--- AVAILABLE DATA ---

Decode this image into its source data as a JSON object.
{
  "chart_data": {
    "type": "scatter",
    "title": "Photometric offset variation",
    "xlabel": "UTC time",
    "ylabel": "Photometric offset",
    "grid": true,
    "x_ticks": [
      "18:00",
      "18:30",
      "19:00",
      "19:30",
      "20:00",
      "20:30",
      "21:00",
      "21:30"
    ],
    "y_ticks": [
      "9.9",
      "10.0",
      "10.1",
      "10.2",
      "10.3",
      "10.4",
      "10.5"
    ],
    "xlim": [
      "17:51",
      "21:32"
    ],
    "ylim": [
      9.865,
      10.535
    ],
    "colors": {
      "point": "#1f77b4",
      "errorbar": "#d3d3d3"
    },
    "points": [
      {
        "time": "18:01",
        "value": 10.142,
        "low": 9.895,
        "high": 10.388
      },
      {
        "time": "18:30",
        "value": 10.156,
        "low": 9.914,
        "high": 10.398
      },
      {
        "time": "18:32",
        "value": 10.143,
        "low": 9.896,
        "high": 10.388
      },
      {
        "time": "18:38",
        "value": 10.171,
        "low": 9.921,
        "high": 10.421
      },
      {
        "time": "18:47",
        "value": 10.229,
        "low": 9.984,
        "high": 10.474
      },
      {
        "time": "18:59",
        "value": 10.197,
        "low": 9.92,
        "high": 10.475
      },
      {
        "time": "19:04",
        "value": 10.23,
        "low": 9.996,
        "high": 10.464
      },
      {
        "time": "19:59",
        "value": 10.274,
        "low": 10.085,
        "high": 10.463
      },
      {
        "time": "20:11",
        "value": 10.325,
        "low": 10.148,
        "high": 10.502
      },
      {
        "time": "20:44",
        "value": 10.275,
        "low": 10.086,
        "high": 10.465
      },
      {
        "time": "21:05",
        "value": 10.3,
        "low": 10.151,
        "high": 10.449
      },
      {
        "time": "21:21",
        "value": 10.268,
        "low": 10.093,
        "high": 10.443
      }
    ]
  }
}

--- TASK INSTRUCTIONS ---
Which lines include "Photometric"? Copy each of them out.

--- EXPECTED OUTPUT ---
    "title": "Photometric offset variation",
    "ylabel": "Photometric offset",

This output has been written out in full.